(TEXT SECTION):
The World of the Polis. Great series of chapters on the pre-Socratic philosophers. Very demanding reading, but intelligible, unlike much of Israel and Revelation.

“Reason: The Classic Experience,” in Anamnesis

Irving Babbitt, Democracy and Leadership, a seminal conservative book. Among other things, Babbitt has the original insight that liberalism is not just an innocent and virtuous desire to do good, but an expansive appetite, indistinguishable in its basic structure from any other expansive appetite, including all manner of sins. He distinguishes this romantic, expansive type of liberalism, which he associates with such figures as Rousseau, with the restrained type of liberalism, represented by Washington and Lincoln, in which one’s impulses (whether political or personal), are governed from a center.

C.S. Lewis, The Abolition of Man. In this very short, indispensable book, justly considered a classic, Lewis makes understandable, with simple, common sense explanations and examples, the reality of objective value, which is the basis of all moral reasoning and all reasonable valuations of existence. This would be as good an introduction to the subject as you could find.

Allan Bloom, The Closing of the American Mind. I was enchanted by Closing and read it twice in the 1980s. The writing is wonderfully engaging and the Introduction is of course a classic, worth repeated re-readings. Bloom’s articulation of “natural rights” versus “openness” in the Introduction is key, though not easy to understand because he doesn’t define his terms. (I explain them more clearly than Bloom does in the first paragraph of this VFR blog entry.) I don’t know that I’ve retained much of the main part of the book, except for the stunning realization, at p. 278 (a page number engraved in my memory), where Bloom lets on that he does not really believe in the traditional American democracy and culture that he has been defending for the last 200 pages. He says instead that such common and traditional beliefs are merely the “gods of the city,” social myths which intellectuals such as Bloom pretend to believe in in order to secure a safe and comfortable existence for themselves.

(WHAT TO WORK ON):
a - According to the reading list, which two figures does Babbitt associate with the restrained type of liberalism?
b - Please reproduce a passage from the reading list word for word, beginning at the words "The World of" and stopping after "from a center.".

(PROVIDED DATA):
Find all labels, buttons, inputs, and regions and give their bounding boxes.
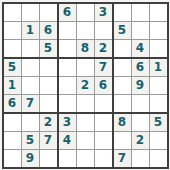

(ANSWERS BY TASK):
a - Washington and Lincoln.

b -
The World of the Polis. Great series of chapters on the pre-Socratic philosophers. Very demanding reading, but intelligible, unlike much of Israel and Revelation.

“Reason: The Classic Experience,” in Anamnesis

Irving Babbitt, Democracy and Leadership, a seminal conservative book. Among other things, Babbitt has the original insight that liberalism is not just an innocent and virtuous desire to do good, but an expansive appetite, indistinguishable in its basic structure from any other expansive appetite, including all manner of sins. He distinguishes this romantic, expansive type of liberalism, which he associates with such figures as Rousseau, with the restrained type of liberalism, represented by Washington and Lincoln, in which one’s impulses (whether political or personal), are governed from a center.